**Entries provided**
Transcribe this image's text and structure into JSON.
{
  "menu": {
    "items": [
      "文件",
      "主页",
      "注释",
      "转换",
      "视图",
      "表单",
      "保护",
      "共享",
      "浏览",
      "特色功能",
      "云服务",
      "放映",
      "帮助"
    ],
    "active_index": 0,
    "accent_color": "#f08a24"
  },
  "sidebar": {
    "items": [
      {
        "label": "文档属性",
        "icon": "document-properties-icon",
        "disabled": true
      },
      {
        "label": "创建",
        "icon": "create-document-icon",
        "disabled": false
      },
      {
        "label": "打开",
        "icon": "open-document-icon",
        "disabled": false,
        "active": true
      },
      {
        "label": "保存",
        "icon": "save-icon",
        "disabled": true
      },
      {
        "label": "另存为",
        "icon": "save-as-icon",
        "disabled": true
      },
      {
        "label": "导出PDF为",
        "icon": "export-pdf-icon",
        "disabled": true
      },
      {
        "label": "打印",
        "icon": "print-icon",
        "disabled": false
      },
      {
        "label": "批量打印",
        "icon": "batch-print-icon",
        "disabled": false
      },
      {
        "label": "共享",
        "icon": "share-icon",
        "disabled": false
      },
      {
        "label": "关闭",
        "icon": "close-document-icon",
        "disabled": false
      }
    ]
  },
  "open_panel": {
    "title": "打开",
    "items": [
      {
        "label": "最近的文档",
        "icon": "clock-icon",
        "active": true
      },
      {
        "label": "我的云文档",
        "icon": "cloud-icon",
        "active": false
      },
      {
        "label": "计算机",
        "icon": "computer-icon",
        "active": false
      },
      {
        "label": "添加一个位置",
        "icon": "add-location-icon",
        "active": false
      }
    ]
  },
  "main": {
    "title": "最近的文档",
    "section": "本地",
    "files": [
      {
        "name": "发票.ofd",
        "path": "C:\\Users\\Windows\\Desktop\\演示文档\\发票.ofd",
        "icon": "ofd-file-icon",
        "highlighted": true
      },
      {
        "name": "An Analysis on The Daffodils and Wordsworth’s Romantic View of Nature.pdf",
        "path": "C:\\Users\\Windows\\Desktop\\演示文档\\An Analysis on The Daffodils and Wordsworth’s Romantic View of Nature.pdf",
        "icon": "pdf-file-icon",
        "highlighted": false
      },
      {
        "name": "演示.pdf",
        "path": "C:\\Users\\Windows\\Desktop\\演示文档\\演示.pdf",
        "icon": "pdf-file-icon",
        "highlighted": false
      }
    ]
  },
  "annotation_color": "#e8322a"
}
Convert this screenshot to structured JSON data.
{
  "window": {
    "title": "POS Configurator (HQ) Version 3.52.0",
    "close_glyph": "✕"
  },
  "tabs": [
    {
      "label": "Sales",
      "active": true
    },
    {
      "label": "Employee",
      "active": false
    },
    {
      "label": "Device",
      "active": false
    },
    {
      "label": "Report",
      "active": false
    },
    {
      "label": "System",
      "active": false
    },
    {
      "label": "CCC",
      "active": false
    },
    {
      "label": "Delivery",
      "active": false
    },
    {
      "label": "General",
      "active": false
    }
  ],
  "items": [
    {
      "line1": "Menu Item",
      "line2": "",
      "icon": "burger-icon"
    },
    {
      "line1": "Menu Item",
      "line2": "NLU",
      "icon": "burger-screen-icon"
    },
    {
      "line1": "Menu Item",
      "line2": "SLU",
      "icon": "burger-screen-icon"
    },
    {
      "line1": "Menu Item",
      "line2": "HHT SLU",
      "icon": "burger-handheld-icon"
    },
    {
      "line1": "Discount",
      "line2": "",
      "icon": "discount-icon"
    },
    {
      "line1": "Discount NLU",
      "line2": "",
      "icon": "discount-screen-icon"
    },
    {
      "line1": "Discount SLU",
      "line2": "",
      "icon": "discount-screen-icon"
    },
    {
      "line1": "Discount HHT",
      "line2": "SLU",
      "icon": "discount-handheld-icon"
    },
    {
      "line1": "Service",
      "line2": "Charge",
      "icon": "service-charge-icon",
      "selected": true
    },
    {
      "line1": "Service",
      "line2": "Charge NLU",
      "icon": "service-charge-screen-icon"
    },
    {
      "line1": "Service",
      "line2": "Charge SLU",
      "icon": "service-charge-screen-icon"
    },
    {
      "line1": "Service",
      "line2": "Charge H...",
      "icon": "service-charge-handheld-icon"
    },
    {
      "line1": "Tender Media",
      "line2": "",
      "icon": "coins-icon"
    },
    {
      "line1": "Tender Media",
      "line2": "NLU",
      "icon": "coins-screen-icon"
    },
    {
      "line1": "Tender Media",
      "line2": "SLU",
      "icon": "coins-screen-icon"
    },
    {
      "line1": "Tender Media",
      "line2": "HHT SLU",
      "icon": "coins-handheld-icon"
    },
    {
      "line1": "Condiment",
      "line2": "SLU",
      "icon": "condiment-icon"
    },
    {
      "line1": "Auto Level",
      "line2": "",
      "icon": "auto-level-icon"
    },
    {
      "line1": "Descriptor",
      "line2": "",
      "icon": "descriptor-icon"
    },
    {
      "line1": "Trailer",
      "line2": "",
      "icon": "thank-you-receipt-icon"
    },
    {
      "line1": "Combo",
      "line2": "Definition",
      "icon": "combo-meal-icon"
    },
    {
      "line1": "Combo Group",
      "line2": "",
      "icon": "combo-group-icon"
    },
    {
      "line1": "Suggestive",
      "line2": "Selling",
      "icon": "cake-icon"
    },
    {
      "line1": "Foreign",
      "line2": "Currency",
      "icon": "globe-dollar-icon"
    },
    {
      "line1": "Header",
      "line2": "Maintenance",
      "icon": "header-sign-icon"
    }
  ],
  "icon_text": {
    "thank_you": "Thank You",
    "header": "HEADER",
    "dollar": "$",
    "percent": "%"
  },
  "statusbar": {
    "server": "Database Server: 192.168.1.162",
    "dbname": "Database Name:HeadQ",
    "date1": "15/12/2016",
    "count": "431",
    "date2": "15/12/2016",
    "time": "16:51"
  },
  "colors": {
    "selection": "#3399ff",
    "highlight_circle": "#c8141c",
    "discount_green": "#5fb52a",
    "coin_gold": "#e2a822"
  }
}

**Instructions to follow**
Copy out the lines that hold "Desktop".

**Completed exercise**
        "path": "C:\\Users\\Windows\\Desktop\\演示文档\\发票.ofd",
        "path": "C:\\Users\\Windows\\Desktop\\演示文档\\An Analysis on The Daffodils and Wordsworth’s Romantic View of Nature.pdf",
        "path": "C:\\Users\\Windows\\Desktop\\演示文档\\演示.pdf",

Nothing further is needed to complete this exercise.